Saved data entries
·····

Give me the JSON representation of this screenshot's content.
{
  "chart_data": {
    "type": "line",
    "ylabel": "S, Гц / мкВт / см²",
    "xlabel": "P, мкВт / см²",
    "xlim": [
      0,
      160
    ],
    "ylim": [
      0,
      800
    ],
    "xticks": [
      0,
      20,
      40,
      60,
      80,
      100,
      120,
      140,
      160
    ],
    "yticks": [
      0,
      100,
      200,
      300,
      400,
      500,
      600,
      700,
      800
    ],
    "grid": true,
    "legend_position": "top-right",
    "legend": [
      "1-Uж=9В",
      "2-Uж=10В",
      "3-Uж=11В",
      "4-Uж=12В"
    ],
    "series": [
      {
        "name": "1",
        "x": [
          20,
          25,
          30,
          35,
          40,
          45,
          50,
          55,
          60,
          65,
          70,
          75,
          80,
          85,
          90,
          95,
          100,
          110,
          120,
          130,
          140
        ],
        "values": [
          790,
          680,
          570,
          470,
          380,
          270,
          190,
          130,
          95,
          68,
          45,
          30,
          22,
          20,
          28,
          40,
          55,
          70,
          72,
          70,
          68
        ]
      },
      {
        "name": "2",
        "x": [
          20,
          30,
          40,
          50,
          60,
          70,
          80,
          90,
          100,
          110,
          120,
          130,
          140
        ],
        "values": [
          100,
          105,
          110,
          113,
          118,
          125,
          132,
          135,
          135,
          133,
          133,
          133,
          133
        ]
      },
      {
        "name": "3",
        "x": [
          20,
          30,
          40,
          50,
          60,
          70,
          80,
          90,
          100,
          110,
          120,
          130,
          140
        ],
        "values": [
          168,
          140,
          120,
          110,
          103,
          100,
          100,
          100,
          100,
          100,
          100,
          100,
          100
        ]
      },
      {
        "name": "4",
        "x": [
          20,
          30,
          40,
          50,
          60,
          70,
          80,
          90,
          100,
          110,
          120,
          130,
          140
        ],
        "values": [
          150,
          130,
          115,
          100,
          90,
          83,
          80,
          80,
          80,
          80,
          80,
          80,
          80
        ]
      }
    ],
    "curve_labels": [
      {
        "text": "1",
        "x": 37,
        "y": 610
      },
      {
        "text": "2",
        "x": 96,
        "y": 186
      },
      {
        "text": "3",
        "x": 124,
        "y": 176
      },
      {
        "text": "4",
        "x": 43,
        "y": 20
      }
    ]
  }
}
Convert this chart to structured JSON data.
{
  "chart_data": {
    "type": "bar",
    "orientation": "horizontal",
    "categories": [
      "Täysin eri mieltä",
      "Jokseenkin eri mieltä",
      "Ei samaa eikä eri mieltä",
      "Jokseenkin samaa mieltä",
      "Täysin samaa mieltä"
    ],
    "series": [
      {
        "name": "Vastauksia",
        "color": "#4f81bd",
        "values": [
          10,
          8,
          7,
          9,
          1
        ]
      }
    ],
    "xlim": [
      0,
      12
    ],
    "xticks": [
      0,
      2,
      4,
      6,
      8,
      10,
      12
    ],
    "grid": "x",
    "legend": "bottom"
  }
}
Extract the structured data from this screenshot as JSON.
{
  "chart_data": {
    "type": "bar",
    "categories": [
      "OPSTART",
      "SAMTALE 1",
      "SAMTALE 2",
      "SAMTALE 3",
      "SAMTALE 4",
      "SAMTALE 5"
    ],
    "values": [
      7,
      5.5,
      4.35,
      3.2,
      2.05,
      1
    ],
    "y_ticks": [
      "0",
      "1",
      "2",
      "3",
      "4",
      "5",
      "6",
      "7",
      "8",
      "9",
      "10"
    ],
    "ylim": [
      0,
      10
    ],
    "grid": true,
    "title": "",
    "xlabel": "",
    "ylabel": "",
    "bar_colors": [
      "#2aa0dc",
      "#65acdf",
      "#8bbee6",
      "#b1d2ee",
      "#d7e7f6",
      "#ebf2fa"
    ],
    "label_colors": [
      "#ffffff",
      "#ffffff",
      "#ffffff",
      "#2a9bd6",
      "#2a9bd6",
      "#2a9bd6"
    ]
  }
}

·····

> The exercise
Reproduce each line verbatim.

> Solution
Give me the JSON representation of this screenshot's content.
{
  "chart_data": {
    "type": "line",
    "ylabel": "S, Гц / мкВт / см²",
    "xlabel": "P, мкВт / см²",
    "xlim": [
      0,
      160
    ],
    "ylim": [
      0,
      800
    ],
    "xticks": [
      0,
      20,
      40,
      60,
      80,
      100,
      120,
      140,
      160
    ],
    "yticks": [
      0,
      100,
      200,
      300,
      400,
      500,
      600,
      700,
      800
    ],
    "grid": true,
    "legend_position": "top-right",
    "legend": [
      "1-Uж=9В",
      "2-Uж=10В",
      "3-Uж=11В",
      "4-Uж=12В"
    ],
    "series": [
      {
        "name": "1",
        "x": [
          20,
          25,
          30,
          35,
          40,
          45,
          50,
          55,
          60,
          65,
          70,
          75,
          80,
          85,
          90,
          95,
          100,
          110,
          120,
          130,
          140
        ],
        "values": [
          790,
          680,
          570,
          470,
          380,
          270,
          190,
          130,
          95,
          68,
          45,
          30,
          22,
          20,
          28,
          40,
          55,
          70,
          72,
          70,
          68
        ]
      },
      {
        "name": "2",
        "x": [
          20,
          30,
          40,
          50,
          60,
          70,
          80,
          90,
          100,
          110,
          120,
          130,
          140
        ],
        "values": [
          100,
          105,
          110,
          113,
          118,
          125,
          132,
          135,
          135,
          133,
          133,
          133,
          133
        ]
      },
      {
        "name": "3",
        "x": [
          20,
          30,
          40,
          50,
          60,
          70,
          80,
          90,
          100,
          110,
          120,
          130,
          140
        ],
        "values": [
          168,
          140,
          120,
          110,
          103,
          100,
          100,
          100,
          100,
          100,
          100,
          100,
          100
        ]
      },
      {
        "name": "4",
        "x": [
          20,
          30,
          40,
          50,
          60,
          70,
          80,
          90,
          100,
          110,
          120,
          130,
          140
        ],
        "values": [
          150,
          130,
          115,
          100,
          90,
          83,
          80,
          80,
          80,
          80,
          80,
          80,
          80
        ]
      }
    ],
    "curve_labels": [
      {
        "text": "1",
        "x": 37,
        "y": 610
      },
      {
        "text": "2",
        "x": 96,
        "y": 186
      },
      {
        "text": "3",
        "x": 124,
        "y": 176
      },
      {
        "text": "4",
        "x": 43,
        "y": 20
      }
    ]
  }
}
Convert this chart to structured JSON data.
{
  "chart_data": {
    "type": "bar",
    "orientation": "horizontal",
    "categories": [
      "Täysin eri mieltä",
      "Jokseenkin eri mieltä",
      "Ei samaa eikä eri mieltä",
      "Jokseenkin samaa mieltä",
      "Täysin samaa mieltä"
    ],
    "series": [
      {
        "name": "Vastauksia",
        "color": "#4f81bd",
        "values": [
          10,
          8,
          7,
          9,
          1
        ]
      }
    ],
    "xlim": [
      0,
      12
    ],
    "xticks": [
      0,
      2,
      4,
      6,
      8,
      10,
      12
    ],
    "grid": "x",
    "legend": "bottom"
  }
}
Extract the structured data from this screenshot as JSON.
{
  "chart_data": {
    "type": "bar",
    "categories": [
      "OPSTART",
      "SAMTALE 1",
      "SAMTALE 2",
      "SAMTALE 3",
      "SAMTALE 4",
      "SAMTALE 5"
    ],
    "values": [
      7,
      5.5,
      4.35,
      3.2,
      2.05,
      1
    ],
    "y_ticks": [
      "0",
      "1",
      "2",
      "3",
      "4",
      "5",
      "6",
      "7",
      "8",
      "9",
      "10"
    ],
    "ylim": [
      0,
      10
    ],
    "grid": true,
    "title": "",
    "xlabel": "",
    "ylabel": "",
    "bar_colors": [
      "#2aa0dc",
      "#65acdf",
      "#8bbee6",
      "#b1d2ee",
      "#d7e7f6",
      "#ebf2fa"
    ],
    "label_colors": [
      "#ffffff",
      "#ffffff",
      "#ffffff",
      "#2a9bd6",
      "#2a9bd6",
      "#2a9bd6"
    ]
  }
}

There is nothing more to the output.